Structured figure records

——————————

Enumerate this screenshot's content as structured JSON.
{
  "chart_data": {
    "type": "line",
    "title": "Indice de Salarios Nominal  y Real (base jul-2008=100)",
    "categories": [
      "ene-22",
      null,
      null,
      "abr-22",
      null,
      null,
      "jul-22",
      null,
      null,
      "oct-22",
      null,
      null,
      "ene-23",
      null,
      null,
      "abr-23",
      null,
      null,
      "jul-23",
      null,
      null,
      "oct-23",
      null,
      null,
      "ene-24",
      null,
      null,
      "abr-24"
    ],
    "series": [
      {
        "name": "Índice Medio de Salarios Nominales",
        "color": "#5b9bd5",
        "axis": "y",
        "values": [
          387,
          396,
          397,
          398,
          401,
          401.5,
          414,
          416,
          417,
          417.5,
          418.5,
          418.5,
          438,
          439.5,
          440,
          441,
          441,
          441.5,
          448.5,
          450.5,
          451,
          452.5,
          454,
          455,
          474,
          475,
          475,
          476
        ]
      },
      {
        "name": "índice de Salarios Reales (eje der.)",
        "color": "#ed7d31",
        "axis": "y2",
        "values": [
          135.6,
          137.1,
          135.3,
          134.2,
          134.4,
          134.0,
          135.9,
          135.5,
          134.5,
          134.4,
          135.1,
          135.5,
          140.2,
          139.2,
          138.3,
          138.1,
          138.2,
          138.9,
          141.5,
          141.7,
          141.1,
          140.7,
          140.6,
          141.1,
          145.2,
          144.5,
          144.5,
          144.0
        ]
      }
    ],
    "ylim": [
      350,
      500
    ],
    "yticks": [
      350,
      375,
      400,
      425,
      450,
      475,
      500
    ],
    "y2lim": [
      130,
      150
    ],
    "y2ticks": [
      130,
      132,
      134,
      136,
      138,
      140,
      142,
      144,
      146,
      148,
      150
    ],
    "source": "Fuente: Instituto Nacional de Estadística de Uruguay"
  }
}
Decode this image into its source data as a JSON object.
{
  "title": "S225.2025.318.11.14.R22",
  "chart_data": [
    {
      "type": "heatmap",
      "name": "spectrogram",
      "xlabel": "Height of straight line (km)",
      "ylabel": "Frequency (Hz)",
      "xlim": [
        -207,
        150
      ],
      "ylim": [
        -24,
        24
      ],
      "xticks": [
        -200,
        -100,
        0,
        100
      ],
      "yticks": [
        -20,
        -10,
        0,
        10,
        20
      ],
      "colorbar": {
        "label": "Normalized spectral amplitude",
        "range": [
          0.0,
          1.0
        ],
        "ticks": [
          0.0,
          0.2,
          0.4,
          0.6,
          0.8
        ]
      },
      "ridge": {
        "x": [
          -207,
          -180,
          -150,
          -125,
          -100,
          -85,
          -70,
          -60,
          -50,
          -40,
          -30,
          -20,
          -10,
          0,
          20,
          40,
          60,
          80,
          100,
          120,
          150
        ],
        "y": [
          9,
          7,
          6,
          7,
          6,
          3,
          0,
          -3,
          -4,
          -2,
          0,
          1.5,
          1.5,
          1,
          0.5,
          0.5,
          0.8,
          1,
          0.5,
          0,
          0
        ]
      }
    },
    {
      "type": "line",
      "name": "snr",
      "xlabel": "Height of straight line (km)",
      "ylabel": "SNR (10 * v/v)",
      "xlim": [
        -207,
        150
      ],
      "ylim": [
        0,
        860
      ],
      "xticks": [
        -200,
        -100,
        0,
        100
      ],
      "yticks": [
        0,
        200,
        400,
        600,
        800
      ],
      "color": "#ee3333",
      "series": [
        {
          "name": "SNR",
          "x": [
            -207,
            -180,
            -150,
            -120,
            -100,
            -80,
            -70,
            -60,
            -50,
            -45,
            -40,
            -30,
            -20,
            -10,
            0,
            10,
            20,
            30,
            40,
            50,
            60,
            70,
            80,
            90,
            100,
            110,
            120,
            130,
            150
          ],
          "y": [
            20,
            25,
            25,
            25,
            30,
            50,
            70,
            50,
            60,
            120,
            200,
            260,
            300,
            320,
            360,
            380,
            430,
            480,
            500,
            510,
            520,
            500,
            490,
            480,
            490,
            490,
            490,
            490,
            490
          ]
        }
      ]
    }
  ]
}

——————————

**Your goal**. In the records above, locate the lines holding the word "this". Copy each of them.

**Answer for the task**.
Enumerate this screenshot's content as structured JSON.
Decode this image into its source data as a JSON object.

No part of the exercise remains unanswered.